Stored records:
>>>>

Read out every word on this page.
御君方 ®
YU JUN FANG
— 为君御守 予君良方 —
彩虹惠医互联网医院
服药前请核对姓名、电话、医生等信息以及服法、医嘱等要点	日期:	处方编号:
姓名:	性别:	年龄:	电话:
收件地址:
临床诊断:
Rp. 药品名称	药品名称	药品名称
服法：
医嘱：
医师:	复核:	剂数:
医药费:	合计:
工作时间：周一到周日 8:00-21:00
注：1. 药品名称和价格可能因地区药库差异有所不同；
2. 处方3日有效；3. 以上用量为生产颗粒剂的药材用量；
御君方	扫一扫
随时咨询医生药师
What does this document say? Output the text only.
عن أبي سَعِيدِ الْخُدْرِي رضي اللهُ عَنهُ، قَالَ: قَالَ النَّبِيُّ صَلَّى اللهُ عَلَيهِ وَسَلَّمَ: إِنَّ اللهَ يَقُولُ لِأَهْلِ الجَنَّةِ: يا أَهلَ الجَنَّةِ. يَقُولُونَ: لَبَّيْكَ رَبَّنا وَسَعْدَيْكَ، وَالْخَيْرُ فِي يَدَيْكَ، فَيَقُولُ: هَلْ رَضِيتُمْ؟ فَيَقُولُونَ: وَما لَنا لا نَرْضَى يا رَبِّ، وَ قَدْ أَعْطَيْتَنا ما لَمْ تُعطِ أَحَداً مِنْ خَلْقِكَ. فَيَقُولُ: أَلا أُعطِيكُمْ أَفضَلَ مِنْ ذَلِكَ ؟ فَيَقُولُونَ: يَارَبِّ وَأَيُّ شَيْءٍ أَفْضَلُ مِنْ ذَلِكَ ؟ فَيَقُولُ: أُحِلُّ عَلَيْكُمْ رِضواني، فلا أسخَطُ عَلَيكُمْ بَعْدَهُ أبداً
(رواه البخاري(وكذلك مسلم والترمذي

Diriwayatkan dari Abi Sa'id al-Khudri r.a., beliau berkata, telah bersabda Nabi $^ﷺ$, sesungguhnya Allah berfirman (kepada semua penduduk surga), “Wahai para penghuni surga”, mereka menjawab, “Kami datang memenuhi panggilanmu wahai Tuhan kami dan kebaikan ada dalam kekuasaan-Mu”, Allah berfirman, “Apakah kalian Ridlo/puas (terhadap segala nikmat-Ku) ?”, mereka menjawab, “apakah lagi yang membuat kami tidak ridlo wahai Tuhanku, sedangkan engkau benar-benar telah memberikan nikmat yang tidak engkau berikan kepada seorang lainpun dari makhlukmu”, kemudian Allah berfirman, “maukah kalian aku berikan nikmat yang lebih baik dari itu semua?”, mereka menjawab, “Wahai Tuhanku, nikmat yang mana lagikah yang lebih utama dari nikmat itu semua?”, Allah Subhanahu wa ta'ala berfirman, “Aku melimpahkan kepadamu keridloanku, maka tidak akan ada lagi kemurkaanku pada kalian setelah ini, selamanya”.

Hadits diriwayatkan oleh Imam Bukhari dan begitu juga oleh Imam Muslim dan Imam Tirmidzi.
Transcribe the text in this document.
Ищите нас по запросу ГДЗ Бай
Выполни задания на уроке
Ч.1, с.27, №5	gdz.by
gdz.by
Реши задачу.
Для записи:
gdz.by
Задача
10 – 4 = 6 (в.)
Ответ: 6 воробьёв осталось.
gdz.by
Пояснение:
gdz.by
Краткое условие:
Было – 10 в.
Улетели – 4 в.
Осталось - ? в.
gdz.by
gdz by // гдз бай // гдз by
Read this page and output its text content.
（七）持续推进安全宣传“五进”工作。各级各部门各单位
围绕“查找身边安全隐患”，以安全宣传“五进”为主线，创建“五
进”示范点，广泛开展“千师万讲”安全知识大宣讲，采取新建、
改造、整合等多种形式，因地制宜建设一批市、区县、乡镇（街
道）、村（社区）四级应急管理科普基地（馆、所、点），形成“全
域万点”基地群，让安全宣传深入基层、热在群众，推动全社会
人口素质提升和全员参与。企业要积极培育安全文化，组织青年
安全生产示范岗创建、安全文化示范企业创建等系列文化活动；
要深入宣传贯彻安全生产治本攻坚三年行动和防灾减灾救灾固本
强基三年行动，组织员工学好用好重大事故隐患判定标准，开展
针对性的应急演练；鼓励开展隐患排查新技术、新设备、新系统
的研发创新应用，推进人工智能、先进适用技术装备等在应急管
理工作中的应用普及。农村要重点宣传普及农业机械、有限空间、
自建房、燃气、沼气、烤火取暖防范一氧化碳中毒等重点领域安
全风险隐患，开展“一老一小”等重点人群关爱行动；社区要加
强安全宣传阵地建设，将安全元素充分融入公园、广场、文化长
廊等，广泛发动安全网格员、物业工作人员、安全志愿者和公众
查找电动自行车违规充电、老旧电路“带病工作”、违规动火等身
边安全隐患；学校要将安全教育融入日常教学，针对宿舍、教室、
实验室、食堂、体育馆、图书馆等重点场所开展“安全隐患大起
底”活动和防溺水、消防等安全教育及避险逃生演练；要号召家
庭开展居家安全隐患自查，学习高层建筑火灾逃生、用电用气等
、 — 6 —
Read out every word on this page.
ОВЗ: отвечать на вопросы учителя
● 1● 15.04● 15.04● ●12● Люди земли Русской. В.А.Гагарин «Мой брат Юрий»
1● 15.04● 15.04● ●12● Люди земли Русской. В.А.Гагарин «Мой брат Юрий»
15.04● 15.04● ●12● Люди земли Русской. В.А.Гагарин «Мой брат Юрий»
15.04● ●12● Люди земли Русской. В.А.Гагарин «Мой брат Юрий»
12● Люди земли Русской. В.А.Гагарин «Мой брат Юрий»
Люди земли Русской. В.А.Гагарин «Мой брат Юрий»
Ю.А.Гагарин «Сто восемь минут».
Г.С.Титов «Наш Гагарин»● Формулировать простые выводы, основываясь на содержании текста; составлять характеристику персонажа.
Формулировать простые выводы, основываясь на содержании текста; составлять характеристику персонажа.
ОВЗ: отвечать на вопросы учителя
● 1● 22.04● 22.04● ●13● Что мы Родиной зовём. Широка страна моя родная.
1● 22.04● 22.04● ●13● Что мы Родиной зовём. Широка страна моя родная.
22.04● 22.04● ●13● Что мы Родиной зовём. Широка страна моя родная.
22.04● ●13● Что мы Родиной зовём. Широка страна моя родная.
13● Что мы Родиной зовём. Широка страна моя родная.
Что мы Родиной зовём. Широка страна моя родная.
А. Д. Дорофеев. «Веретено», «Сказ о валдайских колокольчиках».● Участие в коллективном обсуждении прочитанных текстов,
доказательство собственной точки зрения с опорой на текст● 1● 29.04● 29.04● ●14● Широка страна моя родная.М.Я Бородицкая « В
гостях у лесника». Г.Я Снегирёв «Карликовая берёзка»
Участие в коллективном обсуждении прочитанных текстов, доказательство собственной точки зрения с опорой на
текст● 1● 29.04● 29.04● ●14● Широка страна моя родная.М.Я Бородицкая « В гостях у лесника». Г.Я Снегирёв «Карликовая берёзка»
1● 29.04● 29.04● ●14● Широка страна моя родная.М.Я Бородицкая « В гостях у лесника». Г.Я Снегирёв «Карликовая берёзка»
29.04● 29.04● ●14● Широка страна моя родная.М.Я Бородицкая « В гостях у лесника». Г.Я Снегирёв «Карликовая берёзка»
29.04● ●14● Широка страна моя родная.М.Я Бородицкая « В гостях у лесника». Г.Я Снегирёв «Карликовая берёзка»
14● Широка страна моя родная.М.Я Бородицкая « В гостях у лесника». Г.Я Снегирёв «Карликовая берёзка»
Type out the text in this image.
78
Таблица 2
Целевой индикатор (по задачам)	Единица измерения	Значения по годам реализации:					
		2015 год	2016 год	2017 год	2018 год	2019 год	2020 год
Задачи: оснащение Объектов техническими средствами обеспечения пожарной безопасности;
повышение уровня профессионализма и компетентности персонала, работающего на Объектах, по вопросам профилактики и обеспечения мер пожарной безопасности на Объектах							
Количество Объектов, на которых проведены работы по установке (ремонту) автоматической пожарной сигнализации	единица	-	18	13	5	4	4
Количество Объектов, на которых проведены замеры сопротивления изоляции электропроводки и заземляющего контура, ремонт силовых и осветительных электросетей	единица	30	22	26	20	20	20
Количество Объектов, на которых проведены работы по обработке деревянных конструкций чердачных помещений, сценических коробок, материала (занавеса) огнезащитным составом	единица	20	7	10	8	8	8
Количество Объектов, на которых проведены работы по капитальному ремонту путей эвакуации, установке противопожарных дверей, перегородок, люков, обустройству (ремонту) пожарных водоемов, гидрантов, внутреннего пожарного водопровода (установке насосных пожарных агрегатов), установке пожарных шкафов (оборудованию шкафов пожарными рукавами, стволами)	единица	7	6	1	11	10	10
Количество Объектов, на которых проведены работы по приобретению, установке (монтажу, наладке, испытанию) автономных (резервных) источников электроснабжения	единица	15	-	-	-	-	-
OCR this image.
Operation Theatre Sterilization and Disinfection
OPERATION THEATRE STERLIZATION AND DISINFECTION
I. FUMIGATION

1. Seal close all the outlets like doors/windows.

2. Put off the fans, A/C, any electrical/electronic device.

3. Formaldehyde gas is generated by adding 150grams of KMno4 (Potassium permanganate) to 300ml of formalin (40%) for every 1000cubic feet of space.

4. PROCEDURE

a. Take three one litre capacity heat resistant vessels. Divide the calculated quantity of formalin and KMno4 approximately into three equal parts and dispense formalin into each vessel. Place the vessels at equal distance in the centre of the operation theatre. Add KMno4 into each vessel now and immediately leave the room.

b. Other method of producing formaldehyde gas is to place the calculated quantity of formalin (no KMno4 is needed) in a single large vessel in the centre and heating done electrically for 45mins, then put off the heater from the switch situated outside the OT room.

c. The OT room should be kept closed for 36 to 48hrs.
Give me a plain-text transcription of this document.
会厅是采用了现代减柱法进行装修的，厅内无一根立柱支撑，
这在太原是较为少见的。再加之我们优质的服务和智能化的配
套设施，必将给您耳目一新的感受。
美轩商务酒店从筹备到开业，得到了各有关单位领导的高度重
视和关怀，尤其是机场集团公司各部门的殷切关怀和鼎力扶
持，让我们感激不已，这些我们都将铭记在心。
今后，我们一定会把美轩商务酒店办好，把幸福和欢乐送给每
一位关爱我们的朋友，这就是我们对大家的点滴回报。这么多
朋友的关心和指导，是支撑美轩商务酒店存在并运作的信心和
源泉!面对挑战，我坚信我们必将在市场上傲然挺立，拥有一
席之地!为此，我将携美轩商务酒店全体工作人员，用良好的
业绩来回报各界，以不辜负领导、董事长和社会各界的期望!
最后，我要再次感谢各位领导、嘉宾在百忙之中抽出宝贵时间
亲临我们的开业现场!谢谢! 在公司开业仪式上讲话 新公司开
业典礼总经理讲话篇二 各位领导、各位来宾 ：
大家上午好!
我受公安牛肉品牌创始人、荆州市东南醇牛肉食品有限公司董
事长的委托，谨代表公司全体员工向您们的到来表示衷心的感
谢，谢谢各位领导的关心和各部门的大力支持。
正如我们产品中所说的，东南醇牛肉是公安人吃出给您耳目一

<<<<

> _REQUIRED TASK_: Lines that hold "room" are the ones to copy; find all of them.

> _TASK OUTPUT_:
a. Take three one litre capacity heat resistant vessels. Divide the calculated quantity of formalin and KMno4 approximately into three equal parts and dispense formalin into each vessel. Place the vessels at equal distance in the centre of the operation theatre. Add KMno4 into each vessel now and immediately leave the room.
b. Other method of producing formaldehyde gas is to place the calculated quantity of formalin (no KMno4 is needed) in a single large vessel in the centre and heating done electrically for 45mins, then put off the heater from the switch situated outside the OT room.
c. The OT room should be kept closed for 36 to 48hrs.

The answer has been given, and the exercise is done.